### Your goal
Print the data that follows exactly.

— begin Material provided —

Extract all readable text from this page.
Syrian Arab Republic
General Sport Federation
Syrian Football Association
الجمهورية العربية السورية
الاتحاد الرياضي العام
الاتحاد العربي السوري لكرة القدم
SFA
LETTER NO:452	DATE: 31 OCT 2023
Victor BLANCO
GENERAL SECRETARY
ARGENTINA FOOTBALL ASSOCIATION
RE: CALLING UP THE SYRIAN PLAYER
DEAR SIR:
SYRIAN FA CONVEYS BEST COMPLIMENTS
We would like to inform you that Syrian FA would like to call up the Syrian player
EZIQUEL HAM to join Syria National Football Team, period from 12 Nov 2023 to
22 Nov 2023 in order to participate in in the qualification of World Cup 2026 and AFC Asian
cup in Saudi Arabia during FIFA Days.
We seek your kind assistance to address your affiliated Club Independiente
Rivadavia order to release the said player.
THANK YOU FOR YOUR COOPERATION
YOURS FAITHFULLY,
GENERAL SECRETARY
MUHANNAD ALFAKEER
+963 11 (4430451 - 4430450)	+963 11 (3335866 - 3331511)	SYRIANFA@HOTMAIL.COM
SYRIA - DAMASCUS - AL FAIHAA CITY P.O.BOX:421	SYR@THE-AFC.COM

— end Material provided —

### Output
Extract all readable text from this page.
Syrian Arab Republic
General Sport Federation
Syrian Football Association
الجمهورية العربية السورية
الاتحاد الرياضي العام
الاتحاد العربي السوري لكرة القدم
SFA
LETTER NO:452	DATE: 31 OCT 2023
Victor BLANCO
GENERAL SECRETARY
ARGENTINA FOOTBALL ASSOCIATION
RE: CALLING UP THE SYRIAN PLAYER
DEAR SIR:
SYRIAN FA CONVEYS BEST COMPLIMENTS
We would like to inform you that Syrian FA would like to call up the Syrian player
EZIQUEL HAM to join Syria National Football Team, period from 12 Nov 2023 to
22 Nov 2023 in order to participate in in the qualification of World Cup 2026 and AFC Asian
cup in Saudi Arabia during FIFA Days.
We seek your kind assistance to address your affiliated Club Independiente
Rivadavia order to release the said player.
THANK YOU FOR YOUR COOPERATION
YOURS FAITHFULLY,
GENERAL SECRETARY
MUHANNAD ALFAKEER
+963 11 (4430451 - 4430450)	+963 11 (3335866 - 3331511)	SYRIANFA@HOTMAIL.COM
SYRIA - DAMASCUS - AL FAIHAA CITY P.O.BOX:421	SYR@THE-AFC.COM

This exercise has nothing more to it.